>>>>>
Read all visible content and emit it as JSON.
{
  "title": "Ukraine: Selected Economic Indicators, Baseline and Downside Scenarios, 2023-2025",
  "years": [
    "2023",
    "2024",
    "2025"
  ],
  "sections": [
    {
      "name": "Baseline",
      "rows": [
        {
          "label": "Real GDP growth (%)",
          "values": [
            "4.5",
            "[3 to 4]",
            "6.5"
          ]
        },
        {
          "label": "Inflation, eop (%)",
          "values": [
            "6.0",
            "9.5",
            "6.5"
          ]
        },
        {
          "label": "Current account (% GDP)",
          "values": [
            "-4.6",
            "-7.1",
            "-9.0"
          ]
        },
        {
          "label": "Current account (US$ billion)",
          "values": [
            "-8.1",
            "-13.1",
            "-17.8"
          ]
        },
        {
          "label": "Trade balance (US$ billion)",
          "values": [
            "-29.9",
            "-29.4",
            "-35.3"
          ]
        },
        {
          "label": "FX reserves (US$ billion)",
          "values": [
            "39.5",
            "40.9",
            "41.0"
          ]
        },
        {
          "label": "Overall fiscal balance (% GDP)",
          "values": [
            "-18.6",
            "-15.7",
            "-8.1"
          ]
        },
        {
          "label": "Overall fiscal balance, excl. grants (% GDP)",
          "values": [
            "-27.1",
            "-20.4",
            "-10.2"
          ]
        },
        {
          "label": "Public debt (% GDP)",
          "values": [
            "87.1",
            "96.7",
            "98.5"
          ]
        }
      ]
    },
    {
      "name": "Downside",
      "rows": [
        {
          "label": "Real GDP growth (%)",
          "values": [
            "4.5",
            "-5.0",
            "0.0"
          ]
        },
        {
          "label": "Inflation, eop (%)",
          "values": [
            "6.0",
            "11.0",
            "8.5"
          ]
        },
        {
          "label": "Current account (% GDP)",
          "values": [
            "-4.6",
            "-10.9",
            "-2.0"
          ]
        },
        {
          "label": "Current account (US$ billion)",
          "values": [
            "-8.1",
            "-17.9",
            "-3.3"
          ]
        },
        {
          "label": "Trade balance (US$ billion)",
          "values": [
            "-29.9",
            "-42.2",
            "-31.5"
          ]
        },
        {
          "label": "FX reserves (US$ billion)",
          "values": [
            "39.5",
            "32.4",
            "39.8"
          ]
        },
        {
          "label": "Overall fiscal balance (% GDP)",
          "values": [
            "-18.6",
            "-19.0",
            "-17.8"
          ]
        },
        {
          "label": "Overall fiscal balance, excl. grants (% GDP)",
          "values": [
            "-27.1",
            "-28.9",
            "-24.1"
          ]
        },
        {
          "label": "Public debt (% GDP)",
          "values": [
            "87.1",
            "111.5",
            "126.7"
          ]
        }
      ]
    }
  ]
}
<<<<<
*WORK TO DO*.
Print the material once more, exactly.

*RESULT OF THE EXERCISE*.
Read all visible content and emit it as JSON.
{
  "title": "Ukraine: Selected Economic Indicators, Baseline and Downside Scenarios, 2023-2025",
  "years": [
    "2023",
    "2024",
    "2025"
  ],
  "sections": [
    {
      "name": "Baseline",
      "rows": [
        {
          "label": "Real GDP growth (%)",
          "values": [
            "4.5",
            "[3 to 4]",
            "6.5"
          ]
        },
        {
          "label": "Inflation, eop (%)",
          "values": [
            "6.0",
            "9.5",
            "6.5"
          ]
        },
        {
          "label": "Current account (% GDP)",
          "values": [
            "-4.6",
            "-7.1",
            "-9.0"
          ]
        },
        {
          "label": "Current account (US$ billion)",
          "values": [
            "-8.1",
            "-13.1",
            "-17.8"
          ]
        },
        {
          "label": "Trade balance (US$ billion)",
          "values": [
            "-29.9",
            "-29.4",
            "-35.3"
          ]
        },
        {
          "label": "FX reserves (US$ billion)",
          "values": [
            "39.5",
            "40.9",
            "41.0"
          ]
        },
        {
          "label": "Overall fiscal balance (% GDP)",
          "values": [
            "-18.6",
            "-15.7",
            "-8.1"
          ]
        },
        {
          "label": "Overall fiscal balance, excl. grants (% GDP)",
          "values": [
            "-27.1",
            "-20.4",
            "-10.2"
          ]
        },
        {
          "label": "Public debt (% GDP)",
          "values": [
            "87.1",
            "96.7",
            "98.5"
          ]
        }
      ]
    },
    {
      "name": "Downside",
      "rows": [
        {
          "label": "Real GDP growth (%)",
          "values": [
            "4.5",
            "-5.0",
            "0.0"
          ]
        },
        {
          "label": "Inflation, eop (%)",
          "values": [
            "6.0",
            "11.0",
            "8.5"
          ]
        },
        {
          "label": "Current account (% GDP)",
          "values": [
            "-4.6",
            "-10.9",
            "-2.0"
          ]
        },
        {
          "label": "Current account (US$ billion)",
          "values": [
            "-8.1",
            "-17.9",
            "-3.3"
          ]
        },
        {
          "label": "Trade balance (US$ billion)",
          "values": [
            "-29.9",
            "-42.2",
            "-31.5"
          ]
        },
        {
          "label": "FX reserves (US$ billion)",
          "values": [
            "39.5",
            "32.4",
            "39.8"
          ]
        },
        {
          "label": "Overall fiscal balance (% GDP)",
          "values": [
            "-18.6",
            "-19.0",
            "-17.8"
          ]
        },
        {
          "label": "Overall fiscal balance, excl. grants (% GDP)",
          "values": [
            "-27.1",
            "-28.9",
            "-24.1"
          ]
        },
        {
          "label": "Public debt (% GDP)",
          "values": [
            "87.1",
            "111.5",
            "126.7"
          ]
        }
      ]
    }
  ]
}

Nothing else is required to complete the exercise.